* _Provided entries_
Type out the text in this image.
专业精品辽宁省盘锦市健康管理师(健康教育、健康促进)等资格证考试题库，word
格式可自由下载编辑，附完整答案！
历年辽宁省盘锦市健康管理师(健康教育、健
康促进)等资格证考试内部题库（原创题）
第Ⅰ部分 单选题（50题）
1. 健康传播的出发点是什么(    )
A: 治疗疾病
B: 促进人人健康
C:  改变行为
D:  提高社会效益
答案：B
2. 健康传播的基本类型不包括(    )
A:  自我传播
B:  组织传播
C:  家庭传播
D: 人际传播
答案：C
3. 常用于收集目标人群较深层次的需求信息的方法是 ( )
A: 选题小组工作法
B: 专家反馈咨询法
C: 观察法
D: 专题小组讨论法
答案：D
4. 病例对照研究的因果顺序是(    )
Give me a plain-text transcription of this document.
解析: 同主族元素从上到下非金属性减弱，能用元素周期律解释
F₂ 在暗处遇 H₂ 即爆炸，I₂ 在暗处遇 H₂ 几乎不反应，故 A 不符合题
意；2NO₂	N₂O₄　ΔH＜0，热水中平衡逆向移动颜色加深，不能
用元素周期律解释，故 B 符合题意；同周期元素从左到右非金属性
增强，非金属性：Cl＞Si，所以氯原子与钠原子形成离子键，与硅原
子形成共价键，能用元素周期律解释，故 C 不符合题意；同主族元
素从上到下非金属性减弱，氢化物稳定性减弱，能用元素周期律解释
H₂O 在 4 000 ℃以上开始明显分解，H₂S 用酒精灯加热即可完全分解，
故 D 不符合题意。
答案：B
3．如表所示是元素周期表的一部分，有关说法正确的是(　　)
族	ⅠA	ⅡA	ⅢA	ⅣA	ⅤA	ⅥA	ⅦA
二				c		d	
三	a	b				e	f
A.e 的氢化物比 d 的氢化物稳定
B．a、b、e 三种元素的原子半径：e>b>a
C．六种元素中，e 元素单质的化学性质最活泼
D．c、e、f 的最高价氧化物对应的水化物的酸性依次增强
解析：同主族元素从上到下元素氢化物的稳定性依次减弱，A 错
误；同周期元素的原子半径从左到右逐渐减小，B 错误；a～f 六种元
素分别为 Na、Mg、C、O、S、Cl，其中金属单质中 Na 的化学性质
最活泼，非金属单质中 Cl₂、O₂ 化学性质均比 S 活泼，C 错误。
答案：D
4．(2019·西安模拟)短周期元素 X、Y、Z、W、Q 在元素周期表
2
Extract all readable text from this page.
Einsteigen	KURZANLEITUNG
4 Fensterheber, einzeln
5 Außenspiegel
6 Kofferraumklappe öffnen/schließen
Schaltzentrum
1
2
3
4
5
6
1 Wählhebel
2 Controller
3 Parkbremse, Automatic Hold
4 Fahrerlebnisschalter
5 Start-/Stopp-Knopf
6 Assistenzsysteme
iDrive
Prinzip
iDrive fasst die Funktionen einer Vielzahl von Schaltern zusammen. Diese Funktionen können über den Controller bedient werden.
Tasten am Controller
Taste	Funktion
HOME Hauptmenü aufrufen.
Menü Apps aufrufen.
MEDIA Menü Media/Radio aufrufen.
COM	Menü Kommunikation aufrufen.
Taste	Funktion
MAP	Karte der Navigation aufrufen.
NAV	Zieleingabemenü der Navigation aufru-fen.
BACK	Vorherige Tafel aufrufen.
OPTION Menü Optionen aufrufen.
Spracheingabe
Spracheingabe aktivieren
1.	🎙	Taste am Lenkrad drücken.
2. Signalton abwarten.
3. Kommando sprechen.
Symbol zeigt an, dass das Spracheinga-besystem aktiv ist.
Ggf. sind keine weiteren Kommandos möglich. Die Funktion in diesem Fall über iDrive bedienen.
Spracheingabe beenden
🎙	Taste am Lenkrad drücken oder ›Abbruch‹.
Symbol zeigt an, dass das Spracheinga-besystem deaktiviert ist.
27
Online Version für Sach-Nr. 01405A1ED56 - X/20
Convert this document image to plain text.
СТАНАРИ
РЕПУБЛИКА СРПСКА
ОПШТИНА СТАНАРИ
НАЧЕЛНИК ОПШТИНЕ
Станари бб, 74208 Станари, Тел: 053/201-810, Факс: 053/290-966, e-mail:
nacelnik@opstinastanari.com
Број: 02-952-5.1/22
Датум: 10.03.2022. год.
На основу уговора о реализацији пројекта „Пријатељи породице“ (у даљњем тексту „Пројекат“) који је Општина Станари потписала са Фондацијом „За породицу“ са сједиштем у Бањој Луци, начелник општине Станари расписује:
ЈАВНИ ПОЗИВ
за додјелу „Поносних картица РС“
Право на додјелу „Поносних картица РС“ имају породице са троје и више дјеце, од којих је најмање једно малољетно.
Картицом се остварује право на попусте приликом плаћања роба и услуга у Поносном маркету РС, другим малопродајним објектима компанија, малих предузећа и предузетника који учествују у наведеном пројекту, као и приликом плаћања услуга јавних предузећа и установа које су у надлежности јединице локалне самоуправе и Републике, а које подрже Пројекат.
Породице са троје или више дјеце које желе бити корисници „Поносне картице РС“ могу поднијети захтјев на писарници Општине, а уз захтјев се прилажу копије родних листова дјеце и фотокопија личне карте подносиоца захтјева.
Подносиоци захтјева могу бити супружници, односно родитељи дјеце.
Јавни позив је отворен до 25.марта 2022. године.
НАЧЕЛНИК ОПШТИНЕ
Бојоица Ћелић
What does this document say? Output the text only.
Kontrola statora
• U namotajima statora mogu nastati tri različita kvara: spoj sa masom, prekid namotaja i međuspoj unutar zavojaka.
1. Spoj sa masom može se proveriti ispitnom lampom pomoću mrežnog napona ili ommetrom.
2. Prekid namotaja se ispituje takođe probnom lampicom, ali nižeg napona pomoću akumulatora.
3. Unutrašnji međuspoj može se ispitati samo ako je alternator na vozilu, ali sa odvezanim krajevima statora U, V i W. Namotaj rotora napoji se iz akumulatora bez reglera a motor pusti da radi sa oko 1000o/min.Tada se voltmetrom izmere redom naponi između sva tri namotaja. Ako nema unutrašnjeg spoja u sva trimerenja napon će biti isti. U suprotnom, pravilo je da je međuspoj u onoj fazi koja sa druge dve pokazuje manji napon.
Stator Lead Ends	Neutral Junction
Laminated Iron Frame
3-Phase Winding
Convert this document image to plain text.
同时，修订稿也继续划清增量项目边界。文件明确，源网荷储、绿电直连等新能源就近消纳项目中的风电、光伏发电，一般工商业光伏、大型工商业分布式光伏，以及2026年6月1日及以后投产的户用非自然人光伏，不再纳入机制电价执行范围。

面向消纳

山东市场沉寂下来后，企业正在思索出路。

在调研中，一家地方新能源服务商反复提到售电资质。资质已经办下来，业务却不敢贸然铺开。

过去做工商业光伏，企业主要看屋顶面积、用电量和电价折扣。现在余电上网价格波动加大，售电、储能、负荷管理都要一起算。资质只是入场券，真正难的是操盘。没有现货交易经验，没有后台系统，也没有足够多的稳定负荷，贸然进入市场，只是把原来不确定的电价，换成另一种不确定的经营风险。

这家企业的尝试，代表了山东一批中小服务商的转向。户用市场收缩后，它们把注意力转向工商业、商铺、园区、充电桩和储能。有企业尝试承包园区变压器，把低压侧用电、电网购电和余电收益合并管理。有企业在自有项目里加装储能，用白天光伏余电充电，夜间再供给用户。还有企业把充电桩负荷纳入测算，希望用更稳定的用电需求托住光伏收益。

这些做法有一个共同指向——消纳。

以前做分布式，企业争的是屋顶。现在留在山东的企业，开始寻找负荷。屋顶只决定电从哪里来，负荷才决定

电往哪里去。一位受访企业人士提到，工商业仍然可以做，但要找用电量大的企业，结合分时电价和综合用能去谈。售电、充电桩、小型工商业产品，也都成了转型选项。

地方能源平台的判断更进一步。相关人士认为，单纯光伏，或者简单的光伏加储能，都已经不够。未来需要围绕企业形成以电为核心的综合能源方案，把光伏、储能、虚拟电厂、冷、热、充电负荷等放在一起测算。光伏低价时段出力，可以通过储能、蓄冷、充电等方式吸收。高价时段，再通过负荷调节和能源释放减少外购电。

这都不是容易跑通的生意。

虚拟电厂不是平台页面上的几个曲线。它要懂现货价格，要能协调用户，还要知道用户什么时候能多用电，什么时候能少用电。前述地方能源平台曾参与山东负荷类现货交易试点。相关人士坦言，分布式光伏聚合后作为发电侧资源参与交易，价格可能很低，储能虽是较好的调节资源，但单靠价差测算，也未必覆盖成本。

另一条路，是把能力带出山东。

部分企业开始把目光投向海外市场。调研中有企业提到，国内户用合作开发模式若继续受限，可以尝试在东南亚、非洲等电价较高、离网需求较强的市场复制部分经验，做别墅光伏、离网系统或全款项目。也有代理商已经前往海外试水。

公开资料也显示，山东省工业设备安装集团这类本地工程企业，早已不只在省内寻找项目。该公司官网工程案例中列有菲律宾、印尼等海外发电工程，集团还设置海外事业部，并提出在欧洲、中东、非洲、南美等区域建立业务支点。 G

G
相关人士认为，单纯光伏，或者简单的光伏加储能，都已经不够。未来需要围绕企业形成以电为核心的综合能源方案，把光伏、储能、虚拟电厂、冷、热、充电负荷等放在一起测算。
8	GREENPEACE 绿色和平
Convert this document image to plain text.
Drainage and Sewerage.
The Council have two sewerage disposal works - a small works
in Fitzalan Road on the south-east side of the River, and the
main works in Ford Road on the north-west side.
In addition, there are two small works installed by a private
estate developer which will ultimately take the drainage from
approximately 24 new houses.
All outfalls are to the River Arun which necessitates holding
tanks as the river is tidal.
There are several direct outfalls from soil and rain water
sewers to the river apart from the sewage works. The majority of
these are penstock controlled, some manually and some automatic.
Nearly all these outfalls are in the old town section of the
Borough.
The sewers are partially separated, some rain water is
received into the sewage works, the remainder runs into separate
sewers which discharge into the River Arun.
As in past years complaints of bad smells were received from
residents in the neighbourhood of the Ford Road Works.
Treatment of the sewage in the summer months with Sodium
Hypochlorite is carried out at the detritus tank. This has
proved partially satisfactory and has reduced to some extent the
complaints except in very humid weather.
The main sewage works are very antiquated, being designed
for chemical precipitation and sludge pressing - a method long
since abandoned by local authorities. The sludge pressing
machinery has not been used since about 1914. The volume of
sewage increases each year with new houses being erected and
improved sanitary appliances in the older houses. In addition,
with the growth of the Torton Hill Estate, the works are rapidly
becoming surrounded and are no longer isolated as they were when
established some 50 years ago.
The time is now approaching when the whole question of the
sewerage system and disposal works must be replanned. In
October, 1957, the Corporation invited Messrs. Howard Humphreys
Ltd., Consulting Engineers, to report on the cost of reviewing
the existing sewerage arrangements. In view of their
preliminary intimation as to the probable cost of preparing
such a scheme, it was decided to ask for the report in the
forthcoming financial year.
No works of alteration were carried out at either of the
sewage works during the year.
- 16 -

* _Directions_
Where a line in the material above holds "картица", copy that line.

* _Answer to the exercise_
за додјелу „Поносних картица РС“
Право на додјелу „Поносних картица РС“ имају породице са троје и више дјеце, од којих је најмање једно малољетно.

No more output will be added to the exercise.